Aim:
Below are some entries; can you quote all of them exactly?

Dataset entries:

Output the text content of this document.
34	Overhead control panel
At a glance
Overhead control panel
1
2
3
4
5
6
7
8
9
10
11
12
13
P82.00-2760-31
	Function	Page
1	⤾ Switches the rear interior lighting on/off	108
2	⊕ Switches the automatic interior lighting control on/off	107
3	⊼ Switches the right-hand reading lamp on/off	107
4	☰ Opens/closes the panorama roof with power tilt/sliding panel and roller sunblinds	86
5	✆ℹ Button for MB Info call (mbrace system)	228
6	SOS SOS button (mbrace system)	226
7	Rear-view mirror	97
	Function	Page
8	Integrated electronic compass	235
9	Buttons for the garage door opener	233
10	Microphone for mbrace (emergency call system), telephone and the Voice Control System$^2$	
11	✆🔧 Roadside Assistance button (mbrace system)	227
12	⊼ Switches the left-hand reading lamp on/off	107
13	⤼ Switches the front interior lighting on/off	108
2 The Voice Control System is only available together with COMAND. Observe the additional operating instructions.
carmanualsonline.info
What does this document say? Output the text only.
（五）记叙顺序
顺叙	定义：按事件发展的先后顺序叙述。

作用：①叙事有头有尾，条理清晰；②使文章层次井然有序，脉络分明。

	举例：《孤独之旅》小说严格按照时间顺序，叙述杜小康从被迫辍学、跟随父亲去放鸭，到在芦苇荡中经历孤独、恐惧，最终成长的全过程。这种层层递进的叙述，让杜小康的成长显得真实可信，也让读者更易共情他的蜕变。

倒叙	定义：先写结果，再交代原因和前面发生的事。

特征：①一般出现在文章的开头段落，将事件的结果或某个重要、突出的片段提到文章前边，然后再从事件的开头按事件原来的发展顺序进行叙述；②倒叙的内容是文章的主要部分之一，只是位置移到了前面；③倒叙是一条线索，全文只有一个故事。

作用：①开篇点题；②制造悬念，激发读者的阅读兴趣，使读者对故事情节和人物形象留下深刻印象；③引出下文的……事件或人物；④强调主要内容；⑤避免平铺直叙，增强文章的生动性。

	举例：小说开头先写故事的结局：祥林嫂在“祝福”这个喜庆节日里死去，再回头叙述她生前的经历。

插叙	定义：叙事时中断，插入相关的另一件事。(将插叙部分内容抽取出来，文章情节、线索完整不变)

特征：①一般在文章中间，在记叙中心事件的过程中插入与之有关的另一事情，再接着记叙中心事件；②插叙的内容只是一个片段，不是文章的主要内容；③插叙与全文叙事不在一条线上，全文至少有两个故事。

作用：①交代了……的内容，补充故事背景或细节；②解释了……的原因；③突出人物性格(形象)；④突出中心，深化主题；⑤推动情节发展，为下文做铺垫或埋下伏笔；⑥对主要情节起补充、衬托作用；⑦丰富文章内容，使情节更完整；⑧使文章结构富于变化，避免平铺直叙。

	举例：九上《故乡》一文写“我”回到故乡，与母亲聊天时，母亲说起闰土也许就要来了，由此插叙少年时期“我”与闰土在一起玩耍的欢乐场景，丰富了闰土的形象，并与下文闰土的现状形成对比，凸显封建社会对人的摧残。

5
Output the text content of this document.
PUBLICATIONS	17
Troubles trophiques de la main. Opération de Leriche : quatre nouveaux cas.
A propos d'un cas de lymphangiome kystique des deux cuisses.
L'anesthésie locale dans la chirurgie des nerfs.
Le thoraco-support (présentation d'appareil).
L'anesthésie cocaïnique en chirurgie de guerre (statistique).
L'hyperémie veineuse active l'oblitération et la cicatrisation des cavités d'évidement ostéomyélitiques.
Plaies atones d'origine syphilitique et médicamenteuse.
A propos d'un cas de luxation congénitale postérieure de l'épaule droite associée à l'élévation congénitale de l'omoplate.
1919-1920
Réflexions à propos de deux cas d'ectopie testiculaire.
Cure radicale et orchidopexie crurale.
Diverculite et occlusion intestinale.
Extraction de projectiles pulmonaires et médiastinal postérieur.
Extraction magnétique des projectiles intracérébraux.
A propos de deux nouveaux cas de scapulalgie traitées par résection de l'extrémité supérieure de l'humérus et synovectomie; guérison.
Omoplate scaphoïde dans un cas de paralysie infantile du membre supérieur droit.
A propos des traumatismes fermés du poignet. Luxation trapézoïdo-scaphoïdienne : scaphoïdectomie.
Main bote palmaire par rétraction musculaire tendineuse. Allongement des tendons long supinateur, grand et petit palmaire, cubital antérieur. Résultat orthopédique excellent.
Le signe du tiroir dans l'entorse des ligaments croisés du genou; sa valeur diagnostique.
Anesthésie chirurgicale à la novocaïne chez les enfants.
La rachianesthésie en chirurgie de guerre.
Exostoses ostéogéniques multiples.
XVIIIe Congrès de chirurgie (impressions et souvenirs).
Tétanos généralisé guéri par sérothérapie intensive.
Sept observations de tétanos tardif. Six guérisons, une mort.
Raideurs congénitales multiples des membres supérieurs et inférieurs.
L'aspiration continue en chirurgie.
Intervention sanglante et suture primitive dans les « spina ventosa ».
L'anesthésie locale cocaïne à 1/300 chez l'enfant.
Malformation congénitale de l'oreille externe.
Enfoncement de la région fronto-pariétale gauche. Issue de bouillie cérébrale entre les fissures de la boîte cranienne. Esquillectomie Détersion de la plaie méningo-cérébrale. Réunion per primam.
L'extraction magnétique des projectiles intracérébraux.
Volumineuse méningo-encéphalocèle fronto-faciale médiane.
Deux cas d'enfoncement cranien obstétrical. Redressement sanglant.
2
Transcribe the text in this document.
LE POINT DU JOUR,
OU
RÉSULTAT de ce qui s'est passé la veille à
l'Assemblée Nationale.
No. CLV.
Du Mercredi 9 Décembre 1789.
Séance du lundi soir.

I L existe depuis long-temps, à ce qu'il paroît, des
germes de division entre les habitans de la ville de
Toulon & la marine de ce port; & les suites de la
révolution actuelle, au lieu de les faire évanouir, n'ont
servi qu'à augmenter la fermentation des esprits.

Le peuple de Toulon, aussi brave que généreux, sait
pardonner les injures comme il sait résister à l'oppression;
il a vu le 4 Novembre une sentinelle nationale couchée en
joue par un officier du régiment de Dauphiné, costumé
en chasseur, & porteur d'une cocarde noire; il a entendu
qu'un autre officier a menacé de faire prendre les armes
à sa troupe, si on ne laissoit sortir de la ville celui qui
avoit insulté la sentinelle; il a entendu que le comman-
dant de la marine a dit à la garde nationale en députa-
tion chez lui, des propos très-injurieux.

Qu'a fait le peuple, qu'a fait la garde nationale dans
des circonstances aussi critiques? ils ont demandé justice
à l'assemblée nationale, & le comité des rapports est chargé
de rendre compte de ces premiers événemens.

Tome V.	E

Exercise output:
Output the text content of this document.
34	Overhead control panel
At a glance
Overhead control panel
1
2
3
4
5
6
7
8
9
10
11
12
13
P82.00-2760-31
	Function	Page
1	⤾ Switches the rear interior lighting on/off	108
2	⊕ Switches the automatic interior lighting control on/off	107
3	⊼ Switches the right-hand reading lamp on/off	107
4	☰ Opens/closes the panorama roof with power tilt/sliding panel and roller sunblinds	86
5	✆ℹ Button for MB Info call (mbrace system)	228
6	SOS SOS button (mbrace system)	226
7	Rear-view mirror	97
	Function	Page
8	Integrated electronic compass	235
9	Buttons for the garage door opener	233
10	Microphone for mbrace (emergency call system), telephone and the Voice Control System$^2$	
11	✆🔧 Roadside Assistance button (mbrace system)	227
12	⊼ Switches the left-hand reading lamp on/off	107
13	⤼ Switches the front interior lighting on/off	108
2 The Voice Control System is only available together with COMAND. Observe the additional operating instructions.
carmanualsonline.info
What does this document say? Output the text only.
（五）记叙顺序
顺叙	定义：按事件发展的先后顺序叙述。

作用：①叙事有头有尾，条理清晰；②使文章层次井然有序，脉络分明。

	举例：《孤独之旅》小说严格按照时间顺序，叙述杜小康从被迫辍学、跟随父亲去放鸭，到在芦苇荡中经历孤独、恐惧，最终成长的全过程。这种层层递进的叙述，让杜小康的成长显得真实可信，也让读者更易共情他的蜕变。

倒叙	定义：先写结果，再交代原因和前面发生的事。

特征：①一般出现在文章的开头段落，将事件的结果或某个重要、突出的片段提到文章前边，然后再从事件的开头按事件原来的发展顺序进行叙述；②倒叙的内容是文章的主要部分之一，只是位置移到了前面；③倒叙是一条线索，全文只有一个故事。

作用：①开篇点题；②制造悬念，激发读者的阅读兴趣，使读者对故事情节和人物形象留下深刻印象；③引出下文的……事件或人物；④强调主要内容；⑤避免平铺直叙，增强文章的生动性。

	举例：小说开头先写故事的结局：祥林嫂在“祝福”这个喜庆节日里死去，再回头叙述她生前的经历。

插叙	定义：叙事时中断，插入相关的另一件事。(将插叙部分内容抽取出来，文章情节、线索完整不变)

特征：①一般在文章中间，在记叙中心事件的过程中插入与之有关的另一事情，再接着记叙中心事件；②插叙的内容只是一个片段，不是文章的主要内容；③插叙与全文叙事不在一条线上，全文至少有两个故事。

作用：①交代了……的内容，补充故事背景或细节；②解释了……的原因；③突出人物性格(形象)；④突出中心，深化主题；⑤推动情节发展，为下文做铺垫或埋下伏笔；⑥对主要情节起补充、衬托作用；⑦丰富文章内容，使情节更完整；⑧使文章结构富于变化，避免平铺直叙。

	举例：九上《故乡》一文写“我”回到故乡，与母亲聊天时，母亲说起闰土也许就要来了，由此插叙少年时期“我”与闰土在一起玩耍的欢乐场景，丰富了闰土的形象，并与下文闰土的现状形成对比，凸显封建社会对人的摧残。

5
Output the text content of this document.
PUBLICATIONS	17
Troubles trophiques de la main. Opération de Leriche : quatre nouveaux cas.
A propos d'un cas de lymphangiome kystique des deux cuisses.
L'anesthésie locale dans la chirurgie des nerfs.
Le thoraco-support (présentation d'appareil).
L'anesthésie cocaïnique en chirurgie de guerre (statistique).
L'hyperémie veineuse active l'oblitération et la cicatrisation des cavités d'évidement ostéomyélitiques.
Plaies atones d'origine syphilitique et médicamenteuse.
A propos d'un cas de luxation congénitale postérieure de l'épaule droite associée à l'élévation congénitale de l'omoplate.
1919-1920
Réflexions à propos de deux cas d'ectopie testiculaire.
Cure radicale et orchidopexie crurale.
Diverculite et occlusion intestinale.
Extraction de projectiles pulmonaires et médiastinal postérieur.
Extraction magnétique des projectiles intracérébraux.
A propos de deux nouveaux cas de scapulalgie traitées par résection de l'extrémité supérieure de l'humérus et synovectomie; guérison.
Omoplate scaphoïde dans un cas de paralysie infantile du membre supérieur droit.
A propos des traumatismes fermés du poignet. Luxation trapézoïdo-scaphoïdienne : scaphoïdectomie.
Main bote palmaire par rétraction musculaire tendineuse. Allongement des tendons long supinateur, grand et petit palmaire, cubital antérieur. Résultat orthopédique excellent.
Le signe du tiroir dans l'entorse des ligaments croisés du genou; sa valeur diagnostique.
Anesthésie chirurgicale à la novocaïne chez les enfants.
La rachianesthésie en chirurgie de guerre.
Exostoses ostéogéniques multiples.
XVIIIe Congrès de chirurgie (impressions et souvenirs).
Tétanos généralisé guéri par sérothérapie intensive.
Sept observations de tétanos tardif. Six guérisons, une mort.
Raideurs congénitales multiples des membres supérieurs et inférieurs.
L'aspiration continue en chirurgie.
Intervention sanglante et suture primitive dans les « spina ventosa ».
L'anesthésie locale cocaïne à 1/300 chez l'enfant.
Malformation congénitale de l'oreille externe.
Enfoncement de la région fronto-pariétale gauche. Issue de bouillie cérébrale entre les fissures de la boîte cranienne. Esquillectomie Détersion de la plaie méningo-cérébrale. Réunion per primam.
L'extraction magnétique des projectiles intracérébraux.
Volumineuse méningo-encéphalocèle fronto-faciale médiane.
Deux cas d'enfoncement cranien obstétrical. Redressement sanglant.
2
Transcribe the text in this document.
LE POINT DU JOUR,
OU
RÉSULTAT de ce qui s'est passé la veille à
l'Assemblée Nationale.
No. CLV.
Du Mercredi 9 Décembre 1789.
Séance du lundi soir.

I L existe depuis long-temps, à ce qu'il paroît, des
germes de division entre les habitans de la ville de
Toulon & la marine de ce port; & les suites de la
révolution actuelle, au lieu de les faire évanouir, n'ont
servi qu'à augmenter la fermentation des esprits.

Le peuple de Toulon, aussi brave que généreux, sait
pardonner les injures comme il sait résister à l'oppression;
il a vu le 4 Novembre une sentinelle nationale couchée en
joue par un officier du régiment de Dauphiné, costumé
en chasseur, & porteur d'une cocarde noire; il a entendu
qu'un autre officier a menacé de faire prendre les armes
à sa troupe, si on ne laissoit sortir de la ville celui qui
avoit insulté la sentinelle; il a entendu que le comman-
dant de la marine a dit à la garde nationale en députa-
tion chez lui, des propos très-injurieux.

Qu'a fait le peuple, qu'a fait la garde nationale dans
des circonstances aussi critiques? ils ont demandé justice
à l'assemblée nationale, & le comité des rapports est chargé
de rendre compte de ces premiers événemens.

Tome V.	E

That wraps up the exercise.